What to work on: Locate the line containing "What data populates", then please write out that line and all the lines below it in the entries exactly.

Task input:
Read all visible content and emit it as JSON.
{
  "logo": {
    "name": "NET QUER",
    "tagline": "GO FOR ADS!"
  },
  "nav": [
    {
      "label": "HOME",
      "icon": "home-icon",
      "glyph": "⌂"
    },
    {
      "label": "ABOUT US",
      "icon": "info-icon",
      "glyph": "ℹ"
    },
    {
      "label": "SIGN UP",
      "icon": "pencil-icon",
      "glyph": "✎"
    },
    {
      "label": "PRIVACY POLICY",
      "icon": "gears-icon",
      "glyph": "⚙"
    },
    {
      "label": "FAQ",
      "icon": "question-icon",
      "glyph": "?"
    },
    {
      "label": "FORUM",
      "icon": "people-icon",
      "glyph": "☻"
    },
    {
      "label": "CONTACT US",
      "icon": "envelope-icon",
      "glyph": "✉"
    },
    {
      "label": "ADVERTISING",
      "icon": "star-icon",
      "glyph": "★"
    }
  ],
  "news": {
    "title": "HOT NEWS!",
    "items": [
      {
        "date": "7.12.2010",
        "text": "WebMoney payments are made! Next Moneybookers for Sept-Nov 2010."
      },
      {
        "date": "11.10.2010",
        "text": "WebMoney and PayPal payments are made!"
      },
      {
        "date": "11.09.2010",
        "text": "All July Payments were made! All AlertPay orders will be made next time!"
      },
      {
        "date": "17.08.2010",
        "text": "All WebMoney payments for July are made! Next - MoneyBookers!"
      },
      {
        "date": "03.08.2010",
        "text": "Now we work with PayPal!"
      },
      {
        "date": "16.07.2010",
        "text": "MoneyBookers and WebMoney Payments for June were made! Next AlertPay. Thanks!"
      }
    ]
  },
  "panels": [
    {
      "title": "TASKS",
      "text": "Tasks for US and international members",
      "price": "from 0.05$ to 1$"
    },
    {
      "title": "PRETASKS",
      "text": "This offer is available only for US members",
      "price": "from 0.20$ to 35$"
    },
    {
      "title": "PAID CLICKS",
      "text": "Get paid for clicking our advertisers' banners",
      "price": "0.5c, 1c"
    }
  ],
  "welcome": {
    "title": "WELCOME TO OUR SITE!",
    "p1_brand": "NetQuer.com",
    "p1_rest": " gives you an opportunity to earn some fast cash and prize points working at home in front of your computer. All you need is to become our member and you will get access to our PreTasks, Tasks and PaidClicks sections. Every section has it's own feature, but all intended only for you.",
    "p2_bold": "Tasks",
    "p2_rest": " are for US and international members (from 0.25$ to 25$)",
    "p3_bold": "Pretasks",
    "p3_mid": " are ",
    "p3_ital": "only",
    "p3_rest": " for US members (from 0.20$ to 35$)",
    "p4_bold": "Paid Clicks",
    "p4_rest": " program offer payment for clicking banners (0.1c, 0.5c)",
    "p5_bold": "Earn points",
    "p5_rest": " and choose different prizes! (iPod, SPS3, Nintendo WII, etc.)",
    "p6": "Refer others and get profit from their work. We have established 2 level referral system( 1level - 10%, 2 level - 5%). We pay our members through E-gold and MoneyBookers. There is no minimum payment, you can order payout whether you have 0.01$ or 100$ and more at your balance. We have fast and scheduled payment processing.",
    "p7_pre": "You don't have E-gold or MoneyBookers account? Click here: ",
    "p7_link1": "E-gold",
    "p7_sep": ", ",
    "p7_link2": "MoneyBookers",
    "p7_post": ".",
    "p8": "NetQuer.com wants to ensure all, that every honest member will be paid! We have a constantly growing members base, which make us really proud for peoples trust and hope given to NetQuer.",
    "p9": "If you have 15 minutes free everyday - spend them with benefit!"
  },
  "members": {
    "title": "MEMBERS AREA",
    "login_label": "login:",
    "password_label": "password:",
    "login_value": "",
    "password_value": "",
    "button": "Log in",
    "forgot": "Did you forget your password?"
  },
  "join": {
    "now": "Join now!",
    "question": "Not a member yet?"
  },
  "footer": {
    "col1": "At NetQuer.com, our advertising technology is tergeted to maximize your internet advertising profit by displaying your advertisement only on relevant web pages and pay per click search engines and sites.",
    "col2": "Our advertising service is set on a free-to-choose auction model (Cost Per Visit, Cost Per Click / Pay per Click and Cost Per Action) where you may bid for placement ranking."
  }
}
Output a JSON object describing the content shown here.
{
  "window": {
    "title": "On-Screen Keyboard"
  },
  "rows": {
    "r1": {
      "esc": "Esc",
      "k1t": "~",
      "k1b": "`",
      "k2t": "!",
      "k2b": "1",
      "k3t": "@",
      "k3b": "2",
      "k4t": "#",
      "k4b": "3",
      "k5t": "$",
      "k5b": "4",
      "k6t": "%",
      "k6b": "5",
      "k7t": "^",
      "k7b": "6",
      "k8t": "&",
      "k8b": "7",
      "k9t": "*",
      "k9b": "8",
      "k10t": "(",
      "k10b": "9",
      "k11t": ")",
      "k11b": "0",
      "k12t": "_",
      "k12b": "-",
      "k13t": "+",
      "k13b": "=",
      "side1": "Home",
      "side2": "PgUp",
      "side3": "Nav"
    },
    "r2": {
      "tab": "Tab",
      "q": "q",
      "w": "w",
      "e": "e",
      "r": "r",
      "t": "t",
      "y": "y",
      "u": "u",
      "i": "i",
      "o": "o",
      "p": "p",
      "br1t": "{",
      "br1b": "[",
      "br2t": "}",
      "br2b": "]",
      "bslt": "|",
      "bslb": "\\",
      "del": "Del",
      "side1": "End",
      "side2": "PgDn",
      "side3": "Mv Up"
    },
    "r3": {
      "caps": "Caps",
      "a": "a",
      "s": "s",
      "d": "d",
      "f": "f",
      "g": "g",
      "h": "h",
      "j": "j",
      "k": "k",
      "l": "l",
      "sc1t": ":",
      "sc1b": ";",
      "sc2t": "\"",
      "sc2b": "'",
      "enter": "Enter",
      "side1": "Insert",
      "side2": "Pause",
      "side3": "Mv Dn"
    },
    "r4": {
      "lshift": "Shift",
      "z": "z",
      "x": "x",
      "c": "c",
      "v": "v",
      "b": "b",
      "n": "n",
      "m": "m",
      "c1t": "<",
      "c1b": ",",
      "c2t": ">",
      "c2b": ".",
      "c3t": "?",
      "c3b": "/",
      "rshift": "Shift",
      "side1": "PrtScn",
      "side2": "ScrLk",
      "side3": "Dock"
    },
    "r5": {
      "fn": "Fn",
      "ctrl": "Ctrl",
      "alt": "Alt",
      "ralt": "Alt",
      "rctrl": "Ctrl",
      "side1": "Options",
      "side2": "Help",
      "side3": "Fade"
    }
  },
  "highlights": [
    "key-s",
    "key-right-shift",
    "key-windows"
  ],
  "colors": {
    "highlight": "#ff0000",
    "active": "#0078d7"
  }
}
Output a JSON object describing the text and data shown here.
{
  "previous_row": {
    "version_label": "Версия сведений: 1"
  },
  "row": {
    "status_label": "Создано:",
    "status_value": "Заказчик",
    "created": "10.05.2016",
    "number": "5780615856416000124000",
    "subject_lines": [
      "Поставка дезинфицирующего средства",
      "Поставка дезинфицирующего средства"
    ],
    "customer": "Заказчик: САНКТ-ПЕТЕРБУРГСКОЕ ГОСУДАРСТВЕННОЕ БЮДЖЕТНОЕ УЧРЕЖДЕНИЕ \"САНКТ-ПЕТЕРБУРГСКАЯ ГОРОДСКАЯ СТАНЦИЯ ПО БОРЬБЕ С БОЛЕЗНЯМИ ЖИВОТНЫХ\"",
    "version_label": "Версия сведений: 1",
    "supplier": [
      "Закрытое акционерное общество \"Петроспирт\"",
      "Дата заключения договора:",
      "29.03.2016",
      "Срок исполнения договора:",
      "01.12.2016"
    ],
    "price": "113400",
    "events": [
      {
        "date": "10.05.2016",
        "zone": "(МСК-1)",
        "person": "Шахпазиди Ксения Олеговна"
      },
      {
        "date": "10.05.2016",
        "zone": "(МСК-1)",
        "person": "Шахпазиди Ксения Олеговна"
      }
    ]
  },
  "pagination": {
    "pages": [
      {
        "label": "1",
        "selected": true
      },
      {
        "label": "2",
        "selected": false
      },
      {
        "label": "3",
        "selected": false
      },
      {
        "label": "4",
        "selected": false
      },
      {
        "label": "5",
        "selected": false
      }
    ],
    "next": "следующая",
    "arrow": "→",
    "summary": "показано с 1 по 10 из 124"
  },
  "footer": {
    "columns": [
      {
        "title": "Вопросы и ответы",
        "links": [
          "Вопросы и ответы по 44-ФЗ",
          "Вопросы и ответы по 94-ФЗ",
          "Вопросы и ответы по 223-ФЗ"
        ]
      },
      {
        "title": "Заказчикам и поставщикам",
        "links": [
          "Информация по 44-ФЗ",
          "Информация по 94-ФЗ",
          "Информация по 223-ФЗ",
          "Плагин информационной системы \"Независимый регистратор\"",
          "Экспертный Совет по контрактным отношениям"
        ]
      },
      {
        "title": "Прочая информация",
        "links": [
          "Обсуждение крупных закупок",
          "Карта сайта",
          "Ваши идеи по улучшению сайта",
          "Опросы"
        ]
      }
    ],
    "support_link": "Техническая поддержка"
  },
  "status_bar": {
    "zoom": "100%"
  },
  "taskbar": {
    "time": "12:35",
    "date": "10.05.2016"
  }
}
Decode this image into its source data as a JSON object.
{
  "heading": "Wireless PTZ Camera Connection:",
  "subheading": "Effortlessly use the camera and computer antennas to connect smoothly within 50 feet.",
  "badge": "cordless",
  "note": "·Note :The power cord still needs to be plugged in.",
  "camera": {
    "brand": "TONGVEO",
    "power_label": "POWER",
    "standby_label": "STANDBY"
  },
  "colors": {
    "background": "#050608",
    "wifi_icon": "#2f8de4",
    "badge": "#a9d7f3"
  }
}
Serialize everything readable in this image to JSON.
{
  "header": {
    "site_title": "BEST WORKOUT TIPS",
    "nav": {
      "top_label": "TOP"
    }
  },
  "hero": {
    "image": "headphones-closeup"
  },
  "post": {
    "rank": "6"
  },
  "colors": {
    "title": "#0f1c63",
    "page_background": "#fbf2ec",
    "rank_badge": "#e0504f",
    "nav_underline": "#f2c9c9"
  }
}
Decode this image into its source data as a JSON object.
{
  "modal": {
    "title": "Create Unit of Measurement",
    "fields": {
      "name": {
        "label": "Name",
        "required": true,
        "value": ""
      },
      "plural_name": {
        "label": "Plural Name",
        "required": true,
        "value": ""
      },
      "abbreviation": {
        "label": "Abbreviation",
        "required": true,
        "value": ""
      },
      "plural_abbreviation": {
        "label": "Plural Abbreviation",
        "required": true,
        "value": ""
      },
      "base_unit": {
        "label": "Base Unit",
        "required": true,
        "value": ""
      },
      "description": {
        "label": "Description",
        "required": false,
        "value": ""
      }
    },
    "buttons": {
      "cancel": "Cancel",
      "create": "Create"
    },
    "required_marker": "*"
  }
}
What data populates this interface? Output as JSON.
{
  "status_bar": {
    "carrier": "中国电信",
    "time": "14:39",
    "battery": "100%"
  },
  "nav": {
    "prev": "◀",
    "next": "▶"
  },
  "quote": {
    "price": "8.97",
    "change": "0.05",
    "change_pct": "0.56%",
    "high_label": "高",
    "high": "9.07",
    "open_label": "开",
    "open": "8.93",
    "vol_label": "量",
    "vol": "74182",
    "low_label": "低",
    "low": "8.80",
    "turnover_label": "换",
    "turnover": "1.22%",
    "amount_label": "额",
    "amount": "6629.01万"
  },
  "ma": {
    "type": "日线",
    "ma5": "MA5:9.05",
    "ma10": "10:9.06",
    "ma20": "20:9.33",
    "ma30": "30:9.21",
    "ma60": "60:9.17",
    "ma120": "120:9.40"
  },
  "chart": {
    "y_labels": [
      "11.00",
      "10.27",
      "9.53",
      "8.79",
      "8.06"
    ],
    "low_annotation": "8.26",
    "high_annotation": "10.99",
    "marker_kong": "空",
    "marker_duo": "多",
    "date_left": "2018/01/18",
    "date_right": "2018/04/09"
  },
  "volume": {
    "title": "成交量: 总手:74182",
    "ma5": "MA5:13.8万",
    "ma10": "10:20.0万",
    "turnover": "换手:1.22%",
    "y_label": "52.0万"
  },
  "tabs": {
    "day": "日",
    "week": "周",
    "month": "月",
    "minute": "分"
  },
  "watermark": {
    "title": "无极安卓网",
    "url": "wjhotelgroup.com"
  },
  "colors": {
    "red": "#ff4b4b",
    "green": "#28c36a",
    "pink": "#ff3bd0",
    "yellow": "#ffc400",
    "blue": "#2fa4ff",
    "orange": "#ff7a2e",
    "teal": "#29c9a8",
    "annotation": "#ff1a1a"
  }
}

Complete response:
What data populates this interface? Output as JSON.
{
  "status_bar": {
    "carrier": "中国电信",
    "time": "14:39",
    "battery": "100%"
  },
  "nav": {
    "prev": "◀",
    "next": "▶"
  },
  "quote": {
    "price": "8.97",
    "change": "0.05",
    "change_pct": "0.56%",
    "high_label": "高",
    "high": "9.07",
    "open_label": "开",
    "open": "8.93",
    "vol_label": "量",
    "vol": "74182",
    "low_label": "低",
    "low": "8.80",
    "turnover_label": "换",
    "turnover": "1.22%",
    "amount_label": "额",
    "amount": "6629.01万"
  },
  "ma": {
    "type": "日线",
    "ma5": "MA5:9.05",
    "ma10": "10:9.06",
    "ma20": "20:9.33",
    "ma30": "30:9.21",
    "ma60": "60:9.17",
    "ma120": "120:9.40"
  },
  "chart": {
    "y_labels": [
      "11.00",
      "10.27",
      "9.53",
      "8.79",
      "8.06"
    ],
    "low_annotation": "8.26",
    "high_annotation": "10.99",
    "marker_kong": "空",
    "marker_duo": "多",
    "date_left": "2018/01/18",
    "date_right": "2018/04/09"
  },
  "volume": {
    "title": "成交量: 总手:74182",
    "ma5": "MA5:13.8万",
    "ma10": "10:20.0万",
    "turnover": "换手:1.22%",
    "y_label": "52.0万"
  },
  "tabs": {
    "day": "日",
    "week": "周",
    "month": "月",
    "minute": "分"
  },
  "watermark": {
    "title": "无极安卓网",
    "url": "wjhotelgroup.com"
  },
  "colors": {
    "red": "#ff4b4b",
    "green": "#28c36a",
    "pink": "#ff3bd0",
    "yellow": "#ffc400",
    "blue": "#2fa4ff",
    "orange": "#ff7a2e",
    "teal": "#29c9a8",
    "annotation": "#ff1a1a"
  }
}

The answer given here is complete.